··· Extracted records
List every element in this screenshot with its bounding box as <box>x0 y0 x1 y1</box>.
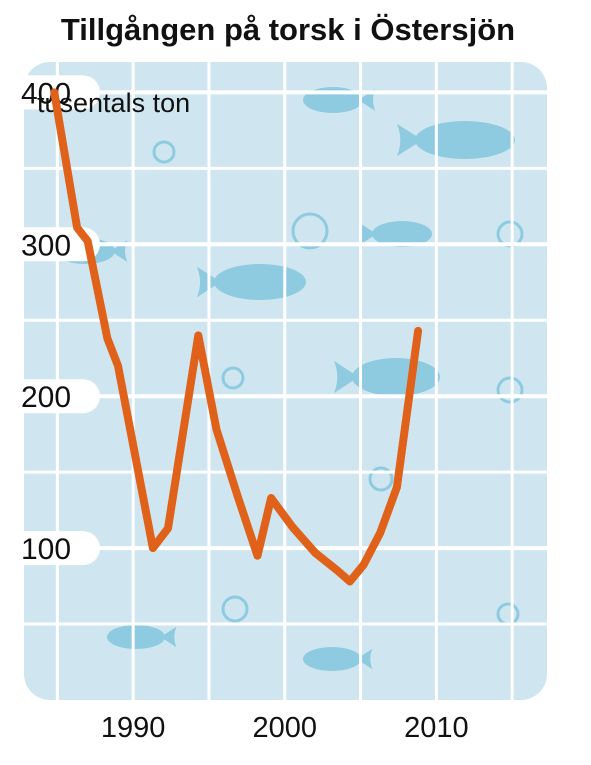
y-tick-label: 400 <box>21 77 71 110</box>
y-tick-label-background <box>0 227 100 262</box>
y-tick-label: 200 <box>21 381 71 414</box>
y-axis-label: tusentals ton <box>37 88 190 118</box>
fish-icon <box>359 221 432 247</box>
bubble-icon <box>221 366 245 390</box>
bubble-icon <box>496 376 524 404</box>
y-tick-label: 100 <box>21 533 71 566</box>
data-point <box>362 563 366 567</box>
data-point <box>395 485 399 489</box>
grid-lines <box>24 62 547 700</box>
bubble-icon <box>221 595 249 623</box>
fish-icon <box>333 358 440 396</box>
chart-title: Tillgången på torsk i Östersjön <box>61 12 515 47</box>
data-point <box>255 554 259 558</box>
data-point <box>416 329 420 333</box>
x-tick-label: 1990 <box>101 712 166 744</box>
y-tick-label-background <box>0 379 100 414</box>
fish-icon <box>303 647 373 671</box>
series-line <box>50 88 423 586</box>
x-tick-label: 2000 <box>252 712 317 744</box>
fish-icon <box>107 625 177 649</box>
data-point <box>151 546 155 550</box>
bubble-icon <box>368 466 394 492</box>
y-tick-labels: 100 200 300 400 <box>0 75 100 566</box>
x-tick-label: 2010 <box>404 712 469 744</box>
y-tick-label-background <box>0 531 100 566</box>
x-tick-labels: 1990 2000 2010 <box>101 712 469 744</box>
data-point <box>378 531 382 535</box>
decorations <box>55 87 524 671</box>
data-point <box>236 494 240 498</box>
data-point <box>313 551 317 555</box>
bubble-icon <box>291 212 329 250</box>
data-point <box>215 428 219 432</box>
data-point <box>348 580 352 584</box>
data-point <box>105 336 109 340</box>
data-point <box>52 90 56 94</box>
data-point <box>75 226 79 230</box>
y-tick-label: 300 <box>21 229 71 262</box>
data-point <box>116 364 120 368</box>
fish-icon <box>396 121 515 159</box>
data-point <box>166 526 170 530</box>
data-point <box>290 525 294 529</box>
y-tick-label-background <box>0 75 100 110</box>
data-point <box>336 569 340 573</box>
data-point <box>196 333 200 337</box>
data-point <box>86 239 90 243</box>
data-point <box>269 496 273 500</box>
bubble-icon <box>152 140 176 164</box>
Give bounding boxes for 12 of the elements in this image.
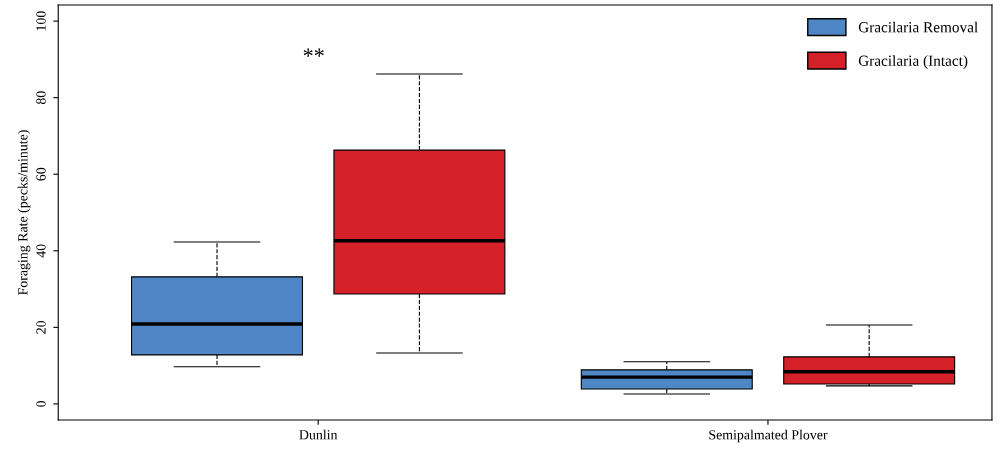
legend-label: Gracilaria (Intact) [858, 55, 968, 69]
x-tick-label: Dunlin [299, 429, 338, 440]
y-tick-label: 60 [36, 167, 46, 181]
y-tick-label: 40 [36, 244, 46, 258]
y-axis-title: Foraging Rate (pecks/minute) [17, 130, 31, 296]
y-tick-label: 0 [36, 400, 46, 407]
legend-label: Gracilaria Removal [858, 21, 978, 33]
annotation: ** [303, 48, 324, 57]
y-tick-label: 20 [36, 320, 46, 334]
y-tick-label: 80 [36, 91, 46, 105]
y-tick-label: 100 [36, 11, 46, 31]
x-tick-label: Semipalmated Plover [709, 429, 828, 443]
······
_What is required_
Reproduce every line of the data above word for word, leaving out the pictures.

_Answer_
List every element in this screenshot with its bounding box as <box>x0 y0 x1 y1</box>.
y-tick-label: 400 <box>21 77 71 110</box>
y-tick-label-background <box>0 227 100 262</box>
y-tick-label: 200 <box>21 381 71 414</box>
y-axis-label: tusentals ton <box>37 88 190 118</box>
fish-icon <box>359 221 432 247</box>
bubble-icon <box>221 366 245 390</box>
bubble-icon <box>496 376 524 404</box>
y-tick-label: 100 <box>21 533 71 566</box>
data-point <box>362 563 366 567</box>
data-point <box>395 485 399 489</box>
grid-lines <box>24 62 547 700</box>
bubble-icon <box>221 595 249 623</box>
fish-icon <box>333 358 440 396</box>
chart-title: Tillgången på torsk i Östersjön <box>61 12 515 47</box>
data-point <box>255 554 259 558</box>
data-point <box>416 329 420 333</box>
x-tick-label: 1990 <box>101 712 166 744</box>
y-tick-label-background <box>0 379 100 414</box>
fish-icon <box>303 647 373 671</box>
series-line <box>50 88 423 586</box>
x-tick-label: 2000 <box>252 712 317 744</box>
fish-icon <box>107 625 177 649</box>
data-point <box>151 546 155 550</box>
bubble-icon <box>368 466 394 492</box>
y-tick-labels: 100 200 300 400 <box>0 75 100 566</box>
x-tick-label: 2010 <box>404 712 469 744</box>
y-tick-label-background <box>0 531 100 566</box>
x-tick-labels: 1990 2000 2010 <box>101 712 469 744</box>
data-point <box>378 531 382 535</box>
decorations <box>55 87 524 671</box>
data-point <box>236 494 240 498</box>
data-point <box>313 551 317 555</box>
bubble-icon <box>291 212 329 250</box>
data-point <box>215 428 219 432</box>
data-point <box>348 580 352 584</box>
data-point <box>105 336 109 340</box>
data-point <box>52 90 56 94</box>
data-point <box>75 226 79 230</box>
y-tick-label: 300 <box>21 229 71 262</box>
data-point <box>116 364 120 368</box>
fish-icon <box>396 121 515 159</box>
data-point <box>166 526 170 530</box>
data-point <box>290 525 294 529</box>
y-tick-label-background <box>0 75 100 110</box>
data-point <box>336 569 340 573</box>
data-point <box>196 333 200 337</box>
data-point <box>86 239 90 243</box>
data-point <box>269 496 273 500</box>
bubble-icon <box>152 140 176 164</box>
Give bounding boxes for 12 of the elements in this image.
legend-label: Gracilaria (Intact) [858, 55, 968, 69]
x-tick-label: Dunlin [299, 429, 338, 440]
y-tick-label: 60 [36, 167, 46, 181]
y-tick-label: 40 [36, 244, 46, 258]
y-axis-title: Foraging Rate (pecks/minute) [17, 130, 31, 296]
y-tick-label: 0 [36, 400, 46, 407]
legend-label: Gracilaria Removal [858, 21, 978, 33]
annotation: ** [303, 48, 324, 57]
y-tick-label: 20 [36, 320, 46, 334]
y-tick-label: 80 [36, 91, 46, 105]
y-tick-label: 100 [36, 11, 46, 31]
x-tick-label: Semipalmated Plover [709, 429, 828, 443]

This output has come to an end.